Structured figure records:
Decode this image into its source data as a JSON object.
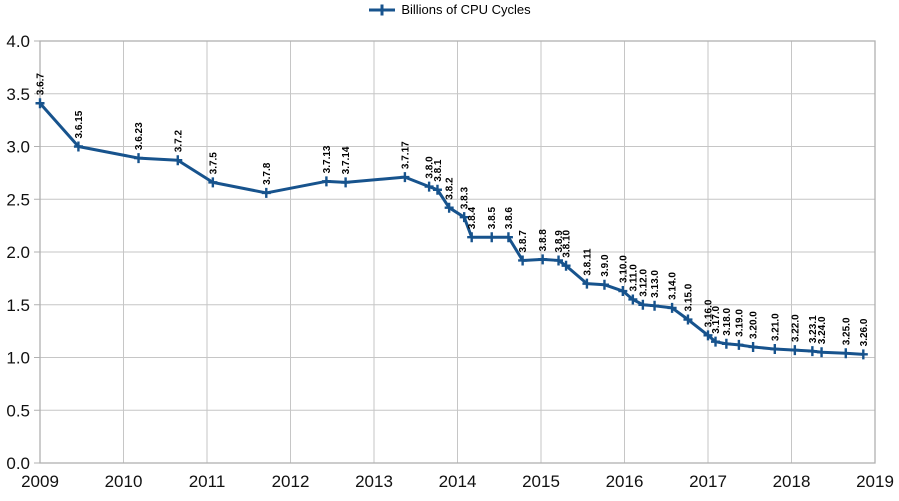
{
  "window": {
    "background": "#ffffff"
  },
  "legend": {
    "label": "Billions of CPU Cycles"
  },
  "chart_data": {
    "type": "line",
    "title": "",
    "xlabel": "",
    "ylabel": "",
    "legend_entries": [
      "Billions of CPU Cycles"
    ],
    "legend_position": "top-center",
    "grid": true,
    "marker_style": "plus",
    "colors": {
      "series": "#17538d",
      "gridline": "#c6c6c6",
      "plot_border": "#b0b0b0",
      "axis_text": "#111111",
      "data_label_text": "#000000"
    },
    "xlim": [
      2009,
      2019
    ],
    "ylim": [
      0.0,
      4.0
    ],
    "x_tick_labels": [
      "2009",
      "2010",
      "2011",
      "2012",
      "2013",
      "2014",
      "2015",
      "2016",
      "2017",
      "2018",
      "2019"
    ],
    "y_tick_labels": [
      "0.0",
      "0.5",
      "1.0",
      "1.5",
      "2.0",
      "2.5",
      "3.0",
      "3.5",
      "4.0"
    ],
    "series": [
      {
        "name": "Billions of CPU Cycles",
        "points": [
          {
            "label": "3.6.7",
            "x": 2009.0,
            "y": 3.41
          },
          {
            "label": "3.6.15",
            "x": 2009.46,
            "y": 3.0
          },
          {
            "label": "3.6.23",
            "x": 2010.18,
            "y": 2.89
          },
          {
            "label": "3.7.2",
            "x": 2010.65,
            "y": 2.87
          },
          {
            "label": "3.7.5",
            "x": 2011.07,
            "y": 2.66
          },
          {
            "label": "3.7.8",
            "x": 2011.71,
            "y": 2.56
          },
          {
            "label": "3.7.13",
            "x": 2012.43,
            "y": 2.67
          },
          {
            "label": "3.7.14",
            "x": 2012.66,
            "y": 2.66
          },
          {
            "label": "3.7.17",
            "x": 2013.37,
            "y": 2.71
          },
          {
            "label": "3.8.0",
            "x": 2013.66,
            "y": 2.62
          },
          {
            "label": "3.8.1",
            "x": 2013.76,
            "y": 2.59
          },
          {
            "label": "3.8.2",
            "x": 2013.9,
            "y": 2.42
          },
          {
            "label": "3.8.3",
            "x": 2014.08,
            "y": 2.33
          },
          {
            "label": "3.8.4",
            "x": 2014.17,
            "y": 2.14
          },
          {
            "label": "3.8.5",
            "x": 2014.41,
            "y": 2.14
          },
          {
            "label": "3.8.6",
            "x": 2014.61,
            "y": 2.14
          },
          {
            "label": "3.8.7",
            "x": 2014.78,
            "y": 1.92
          },
          {
            "label": "3.8.8",
            "x": 2015.02,
            "y": 1.93
          },
          {
            "label": "3.8.9",
            "x": 2015.21,
            "y": 1.92
          },
          {
            "label": "3.8.10",
            "x": 2015.3,
            "y": 1.87
          },
          {
            "label": "3.8.11",
            "x": 2015.55,
            "y": 1.7
          },
          {
            "label": "3.9.0",
            "x": 2015.76,
            "y": 1.69
          },
          {
            "label": "3.10.0",
            "x": 2015.98,
            "y": 1.63
          },
          {
            "label": "3.11.0",
            "x": 2016.1,
            "y": 1.55
          },
          {
            "label": "3.12.0",
            "x": 2016.22,
            "y": 1.5
          },
          {
            "label": "3.13.0",
            "x": 2016.36,
            "y": 1.49
          },
          {
            "label": "3.14.0",
            "x": 2016.57,
            "y": 1.47
          },
          {
            "label": "3.15.0",
            "x": 2016.76,
            "y": 1.36
          },
          {
            "label": "3.16.0",
            "x": 2017.0,
            "y": 1.21
          },
          {
            "label": "3.17.0",
            "x": 2017.09,
            "y": 1.15
          },
          {
            "label": "3.18.0",
            "x": 2017.22,
            "y": 1.13
          },
          {
            "label": "3.19.0",
            "x": 2017.37,
            "y": 1.12
          },
          {
            "label": "3.20.0",
            "x": 2017.54,
            "y": 1.1
          },
          {
            "label": "3.21.0",
            "x": 2017.8,
            "y": 1.08
          },
          {
            "label": "3.22.0",
            "x": 2018.04,
            "y": 1.07
          },
          {
            "label": "3.23.1",
            "x": 2018.25,
            "y": 1.06
          },
          {
            "label": "3.24.0",
            "x": 2018.36,
            "y": 1.05
          },
          {
            "label": "3.25.0",
            "x": 2018.65,
            "y": 1.04
          },
          {
            "label": "3.26.0",
            "x": 2018.86,
            "y": 1.03
          }
        ]
      }
    ]
  }
}
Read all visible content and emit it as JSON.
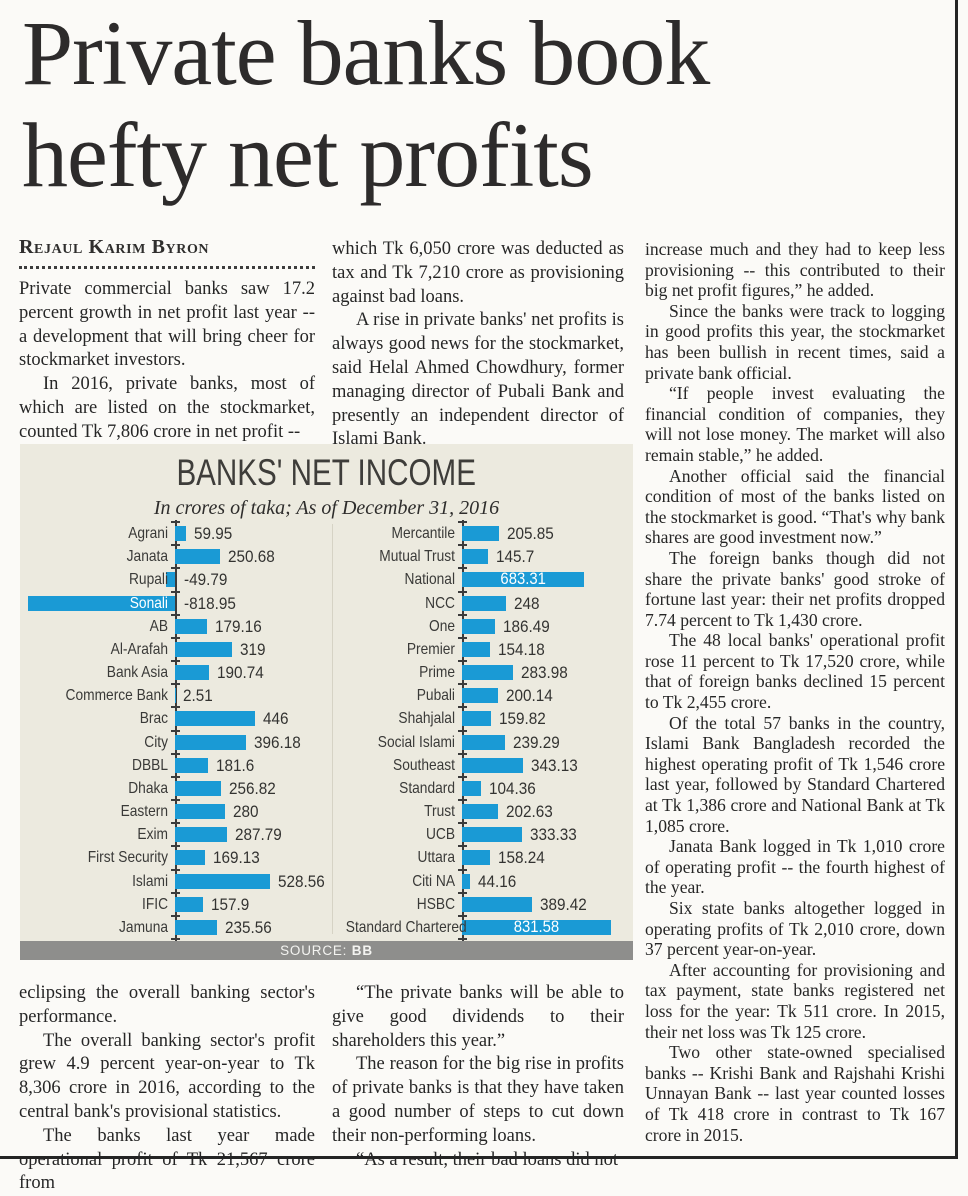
{
  "article": {
    "headline_line1": "Private banks book",
    "headline_line2": "hefty net profits",
    "byline": "Rejaul Karim Byron",
    "col1_top": [
      {
        "text": "Private commercial banks saw 17.2 percent growth in net profit last year -- a development that will bring cheer for stockmarket investors.",
        "indent": false
      },
      {
        "text": "In 2016, private banks, most of which are listed on the stockmarket, counted Tk 7,806 crore in net profit --",
        "indent": true
      }
    ],
    "col2_top": [
      {
        "text": "which Tk 6,050 crore was deducted as tax and Tk 7,210 crore as provisioning against bad loans.",
        "indent": false
      },
      {
        "text": "A rise in private banks' net profits is always good news for the stockmarket, said Helal Ahmed Chowdhury, former managing director of Pubali Bank and presently an independent director of Islami Bank.",
        "indent": true
      }
    ],
    "col3": [
      {
        "text": "increase much and they had to keep less provisioning -- this contributed to their big net profit figures,” he added.",
        "indent": false
      },
      {
        "text": "Since the banks were track to logging in good profits this year, the stockmarket has been bullish in recent times, said a private bank official.",
        "indent": true
      },
      {
        "text": "“If people invest evaluating the financial condition of companies, they will not lose money. The market will also remain stable,” he added.",
        "indent": true
      },
      {
        "text": "Another official said the financial condition of most of the banks listed on the stockmarket is good. “That's why bank shares are good investment now.”",
        "indent": true
      },
      {
        "text": "The foreign banks though did not share the private banks' good stroke of fortune last year: their net profits dropped 7.74 percent to Tk 1,430 crore.",
        "indent": true
      },
      {
        "text": "The 48 local banks' operational profit rose 11 percent to Tk 17,520 crore, while that of foreign banks declined 15 percent to Tk 2,455 crore.",
        "indent": true
      },
      {
        "text": "Of the total 57 banks in the country, Islami Bank Bangladesh recorded the highest operating profit of Tk 1,546 crore last year, followed by Standard Chartered at Tk 1,386 crore and National Bank at Tk 1,085 crore.",
        "indent": true
      },
      {
        "text": "Janata Bank logged in Tk 1,010 crore of operating profit -- the fourth highest of the year.",
        "indent": true
      },
      {
        "text": "Six state banks altogether logged in operating profits of Tk 2,010 crore, down 37 percent year-on-year.",
        "indent": true
      },
      {
        "text": "After accounting for provisioning and tax payment, state banks registered net loss for the year: Tk 511 crore. In 2015, their net loss was Tk 125 crore.",
        "indent": true
      },
      {
        "text": "Two other state-owned specialised banks -- Krishi Bank and Rajshahi Krishi Unnayan Bank -- last year counted losses of Tk 418 crore in contrast to Tk 167 crore in 2015.",
        "indent": true
      }
    ],
    "col1_bottom": [
      {
        "text": "eclipsing the overall banking sector's performance.",
        "indent": false
      },
      {
        "text": "The overall banking sector's profit grew 4.9 percent year-on-year to Tk 8,306 crore in 2016, according to the central bank's provisional statistics.",
        "indent": true
      },
      {
        "text": "The banks last year made operational profit of Tk 21,567 crore from",
        "indent": true
      }
    ],
    "col2_bottom": [
      {
        "text": "“The private banks will be able to give good dividends to their shareholders this year.”",
        "indent": true
      },
      {
        "text": "The reason for the big rise in profits of private banks is that they have taken a good number of steps to cut down their non-performing loans.",
        "indent": true
      },
      {
        "text": "“As a result, their bad loans did not",
        "indent": true
      }
    ]
  },
  "chart": {
    "title": "BANKS' NET INCOME",
    "subtitle": "In crores of taka; As of December 31, 2016",
    "source_label": "SOURCE:",
    "source_value": "BB"
  },
  "chart_data": {
    "type": "bar",
    "orientation": "horizontal",
    "title": "BANKS' NET INCOME",
    "subtitle": "In crores of taka; As of December 31, 2016",
    "unit": "crores of taka",
    "value_range_approx": [
      -818.95,
      831.58
    ],
    "series": [
      {
        "name": "left-panel",
        "categories": [
          "Agrani",
          "Janata",
          "Rupali",
          "Sonali",
          "AB",
          "Al-Arafah",
          "Bank Asia",
          "Commerce Bank",
          "Brac",
          "City",
          "DBBL",
          "Dhaka",
          "Eastern",
          "Exim",
          "First Security",
          "Islami",
          "IFIC",
          "Jamuna"
        ],
        "values": [
          59.95,
          250.68,
          -49.79,
          -818.95,
          179.16,
          319,
          190.74,
          2.51,
          446,
          396.18,
          181.6,
          256.82,
          280,
          287.79,
          169.13,
          528.56,
          157.9,
          235.56
        ]
      },
      {
        "name": "right-panel",
        "categories": [
          "Mercantile",
          "Mutual Trust",
          "National",
          "NCC",
          "One",
          "Premier",
          "Prime",
          "Pubali",
          "Shahjalal",
          "Social Islami",
          "Southeast",
          "Standard",
          "Trust",
          "UCB",
          "Uttara",
          "Citi NA",
          "HSBC",
          "Standard Chartered"
        ],
        "values": [
          205.85,
          145.7,
          683.31,
          248,
          186.49,
          154.18,
          283.98,
          200.14,
          159.82,
          239.29,
          343.13,
          104.36,
          202.63,
          333.33,
          158.24,
          44.16,
          389.42,
          831.58
        ]
      }
    ],
    "source": "BB"
  },
  "colors": {
    "bar": "#1a9ad5",
    "chart_bg": "#eceadf",
    "source_bar_bg": "#8e8e8c",
    "headline_text": "#2d2b2b",
    "body_text": "#262626"
  }
}
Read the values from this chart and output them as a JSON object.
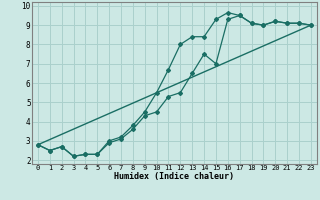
{
  "xlabel": "Humidex (Indice chaleur)",
  "bg_color": "#cce8e4",
  "grid_color": "#aad0cc",
  "line_color": "#1a6e64",
  "spine_color": "#808080",
  "xlim": [
    -0.5,
    23.5
  ],
  "ylim": [
    1.8,
    10.2
  ],
  "xticks": [
    0,
    1,
    2,
    3,
    4,
    5,
    6,
    7,
    8,
    9,
    10,
    11,
    12,
    13,
    14,
    15,
    16,
    17,
    18,
    19,
    20,
    21,
    22,
    23
  ],
  "yticks": [
    2,
    3,
    4,
    5,
    6,
    7,
    8,
    9,
    10
  ],
  "hours": [
    0,
    1,
    2,
    3,
    4,
    5,
    6,
    7,
    8,
    9,
    10,
    11,
    12,
    13,
    14,
    15,
    16,
    17,
    18,
    19,
    20,
    21,
    22,
    23
  ],
  "line1": [
    2.8,
    2.5,
    2.7,
    2.2,
    2.3,
    2.3,
    3.0,
    3.2,
    3.8,
    4.5,
    5.5,
    6.7,
    8.0,
    8.4,
    8.4,
    9.3,
    9.65,
    9.5,
    9.1,
    9.0,
    9.2,
    9.1,
    9.1,
    9.0
  ],
  "line2": [
    2.8,
    2.5,
    2.7,
    2.2,
    2.3,
    2.3,
    2.9,
    3.1,
    3.6,
    4.3,
    4.5,
    5.3,
    5.5,
    6.5,
    7.5,
    7.0,
    9.3,
    9.5,
    9.1,
    9.0,
    9.2,
    9.1,
    9.1,
    9.0
  ],
  "line3_x": [
    0,
    23
  ],
  "line3_y": [
    2.8,
    9.0
  ],
  "xlabel_fontsize": 6,
  "tick_fontsize": 5
}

What this task involves: Find and copy each line above that includes the string "Islami".

Reply:
        "text": "A rise in private banks' net profits is always good news for the stockmarket, said Helal Ahmed Chowdhury, former managing director of Pubali Bank and presently an independent director of Islami Bank.",
        "text": "Of the total 57 banks in the country, Islami Bank Bangladesh recorded the highest operating profit of Tk 1,546 crore last year, followed by Standard Chartered at Tk 1,386 crore and National Bank at Tk 1,085 crore.",
          "Islami",
          "Social Islami",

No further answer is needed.